Stored data:

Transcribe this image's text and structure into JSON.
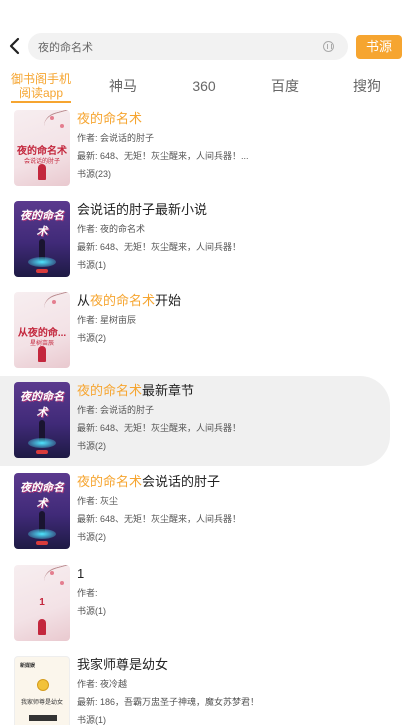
{
  "search": {
    "value": "夜的命名术"
  },
  "source_button": "书源",
  "tabs": [
    {
      "label_line1": "御书阁手机",
      "label_line2": "阅读app"
    },
    {
      "label": "神马"
    },
    {
      "label": "360"
    },
    {
      "label": "百度"
    },
    {
      "label": "搜狗"
    }
  ],
  "books": [
    {
      "title_pre": "",
      "title_hl": "夜的命名术",
      "title_post": "",
      "author": "作者: 会说话的肘子",
      "latest": "最新: 648、无矩！灰尘醒来，人间兵器！...",
      "sources": "书源(23)",
      "cover_title": "夜的命名术",
      "cover_sub": "会说话的肘子"
    },
    {
      "title_pre": "会说话的肘子最新小说",
      "title_hl": "",
      "title_post": "",
      "author": "作者: 夜的命名术",
      "latest": "最新: 648、无矩！灰尘醒来，人间兵器！",
      "sources": "书源(1)",
      "cover_title": "夜的命名术"
    },
    {
      "title_pre": "从",
      "title_hl": "夜的命名术",
      "title_post": "开始",
      "author": "作者: 星树亩辰",
      "latest": "",
      "sources": "书源(2)",
      "cover_title": "从夜的命...",
      "cover_sub": "星树亩辰"
    },
    {
      "title_pre": "",
      "title_hl": "夜的命名术",
      "title_post": "最新章节",
      "author": "作者: 会说话的肘子",
      "latest": "最新: 648、无矩！灰尘醒来，人间兵器！",
      "sources": "书源(2)",
      "cover_title": "夜的命名术"
    },
    {
      "title_pre": "",
      "title_hl": "夜的命名术",
      "title_post": "会说话的肘子",
      "author": "作者: 灰尘",
      "latest": "最新: 648、无矩！灰尘醒来，人间兵器！",
      "sources": "书源(2)",
      "cover_title": "夜的命名术"
    },
    {
      "title_pre": "1",
      "title_hl": "",
      "title_post": "",
      "author": "作者:",
      "latest": "",
      "sources": "书源(1)",
      "cover_title": "1"
    },
    {
      "title_pre": "我家师尊是幼女",
      "title_hl": "",
      "title_post": "",
      "author": "作者: 夜冷越",
      "latest": "最新: 186，吾霸万盅圣子神魂，魔女苏梦君！",
      "sources": "书源(1)",
      "cover_logo": "新媒娱",
      "cover_title": "我家师尊是幼女"
    }
  ],
  "colors": {
    "accent": "#f6a530",
    "highlight_bg": "#f0f0f0"
  },
  "icons": {
    "back": "back-arrow-icon",
    "clear": "clear-icon"
  }
}
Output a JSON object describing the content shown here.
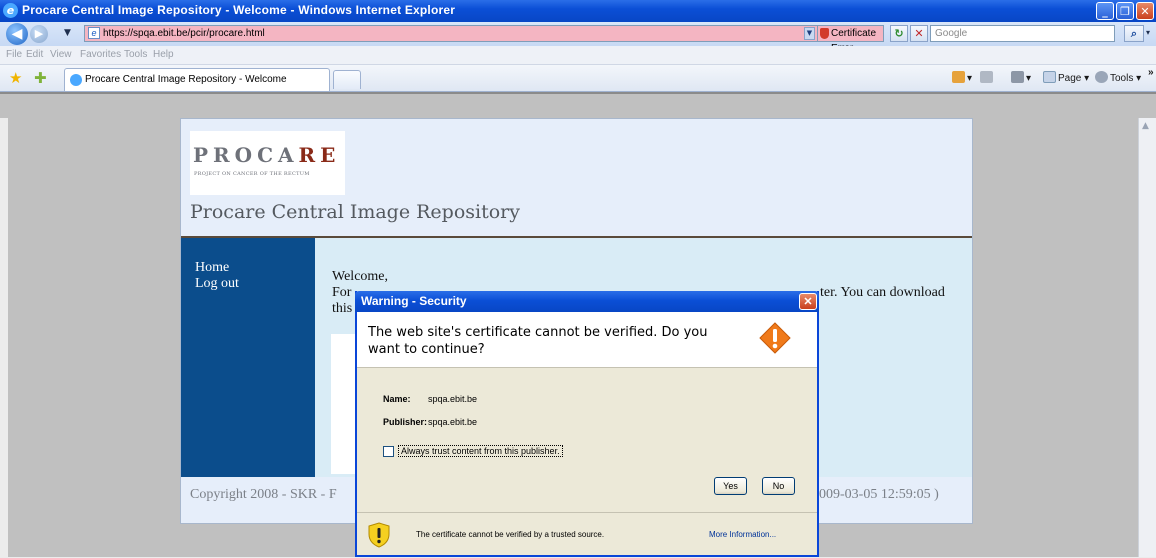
{
  "window": {
    "title": "Procare Central Image Repository - Welcome - Windows Internet Explorer"
  },
  "address": {
    "url": "https://spqa.ebit.be/pcir/procare.html",
    "cert_error": "Certificate Error",
    "search_placeholder": "Google"
  },
  "menu": [
    "File",
    "Edit",
    "View",
    "Favorites",
    "Tools",
    "Help"
  ],
  "tabs": {
    "active_label": "Procare Central Image Repository - Welcome"
  },
  "commands": {
    "page": "Page",
    "tools": "Tools",
    "overflow": "»"
  },
  "site": {
    "logo_main": "PROCA",
    "logo_accent": "RE",
    "logo_sub": "PROJECT ON CANCER OF THE RECTUM",
    "title": "Procare Central Image Repository",
    "nav": [
      "Home",
      "Log out"
    ],
    "welcome": "Welcome,",
    "line2_start": "For",
    "line2_end": "ter. You can download",
    "line3": "this",
    "footer_left": "Copyright 2008 - SKR - F",
    "footer_right": "009-03-05 12:59:05 )"
  },
  "dialog": {
    "title": "Warning - Security",
    "question": "The web site's certificate cannot be verified.  Do you want to continue?",
    "name_label": "Name:",
    "name_value": "spqa.ebit.be",
    "publisher_label": "Publisher:",
    "publisher_value": "spqa.ebit.be",
    "checkbox_label": "Always trust content from this publisher.",
    "yes": "Yes",
    "no": "No",
    "footer_text": "The certificate cannot be verified by a trusted source.",
    "more_info": "More Information..."
  },
  "colors": {
    "accent": "#0b4fd6",
    "sidebar": "#0b4d8c",
    "url_error_bg": "#f4b5c2",
    "logo_red": "#8a2a18"
  }
}
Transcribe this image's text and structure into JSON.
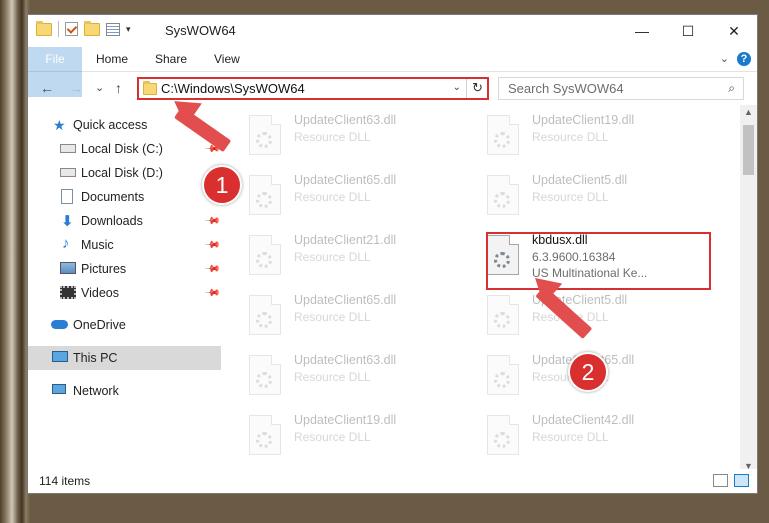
{
  "window": {
    "title": "SysWOW64",
    "controls": {
      "minimize": "—",
      "maximize": "☐",
      "close": "✕"
    }
  },
  "ribbon": {
    "tabs": [
      "File",
      "Home",
      "Share",
      "View"
    ],
    "help": "?"
  },
  "navigation": {
    "back": "←",
    "forward": "→",
    "recent": "⌄",
    "up": "↑",
    "address": "C:\\Windows\\SysWOW64",
    "refresh": "↻",
    "search_placeholder": "Search SysWOW64",
    "search_icon": "⌕"
  },
  "sidebar": {
    "items": [
      {
        "label": "Quick access",
        "icon": "star-icon",
        "pinned": false
      },
      {
        "label": "Local Disk (C:)",
        "icon": "drive-icon",
        "pinned": true
      },
      {
        "label": "Local Disk (D:)",
        "icon": "drive-icon",
        "pinned": false
      },
      {
        "label": "Documents",
        "icon": "documents-icon",
        "pinned": true
      },
      {
        "label": "Downloads",
        "icon": "download-icon",
        "pinned": true
      },
      {
        "label": "Music",
        "icon": "music-icon",
        "pinned": true
      },
      {
        "label": "Pictures",
        "icon": "pictures-icon",
        "pinned": true
      },
      {
        "label": "Videos",
        "icon": "videos-icon",
        "pinned": true
      },
      {
        "label": "OneDrive",
        "icon": "cloud-icon",
        "pinned": false
      },
      {
        "label": "This PC",
        "icon": "computer-icon",
        "pinned": false,
        "selected": true
      },
      {
        "label": "Network",
        "icon": "network-icon",
        "pinned": false
      }
    ]
  },
  "files": [
    {
      "name": "UpdateClient63.dll",
      "line1": "Resource DLL",
      "line2": ""
    },
    {
      "name": "UpdateClient19.dll",
      "line1": "Resource DLL",
      "line2": ""
    },
    {
      "name": "UpdateClient65.dll",
      "line1": "Resource DLL",
      "line2": ""
    },
    {
      "name": "UpdateClient5.dll",
      "line1": "Resource DLL",
      "line2": ""
    },
    {
      "name": "UpdateClient21.dll",
      "line1": "Resource DLL",
      "line2": ""
    },
    {
      "name": "kbdusx.dll",
      "line1": "6.3.9600.16384",
      "line2": "US Multinational Ke...",
      "active": true
    },
    {
      "name": "UpdateClient65.dll",
      "line1": "Resource DLL",
      "line2": ""
    },
    {
      "name": "UpdateClient5.dll",
      "line1": "Resource DLL",
      "line2": ""
    },
    {
      "name": "UpdateClient63.dll",
      "line1": "Resource DLL",
      "line2": ""
    },
    {
      "name": "UpdateClient65.dll",
      "line1": "Resource DLL",
      "line2": ""
    },
    {
      "name": "UpdateClient19.dll",
      "line1": "Resource DLL",
      "line2": ""
    },
    {
      "name": "UpdateClient42.dll",
      "line1": "Resource DLL",
      "line2": ""
    }
  ],
  "status": {
    "item_count": "114 items"
  },
  "annotations": {
    "step1": "1",
    "step2": "2",
    "color": "#d9302f"
  }
}
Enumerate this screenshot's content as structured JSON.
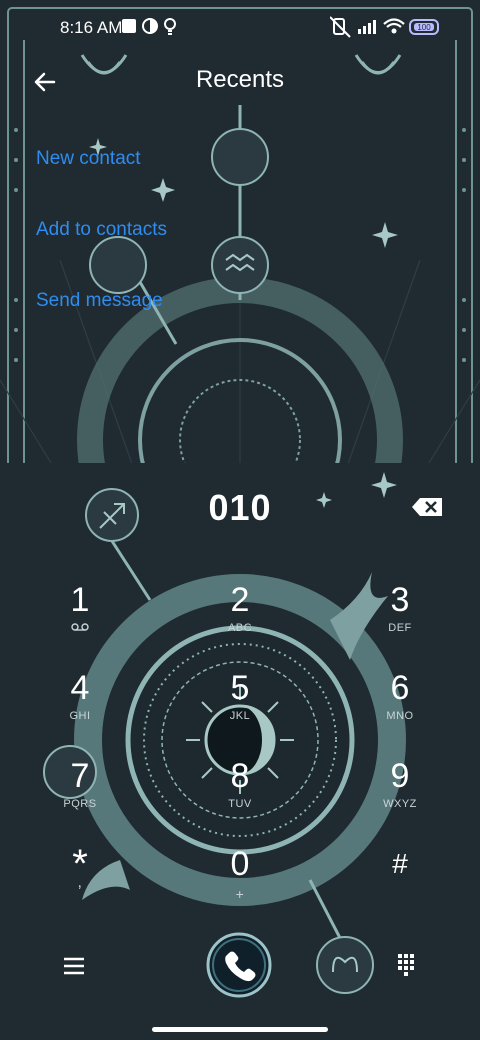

Challenge:
Copy out each line in the preceding records that contains "Disk".

Correct output:
        "label": "Local Disk (C:)",
        "label": "Local Disk (D:)",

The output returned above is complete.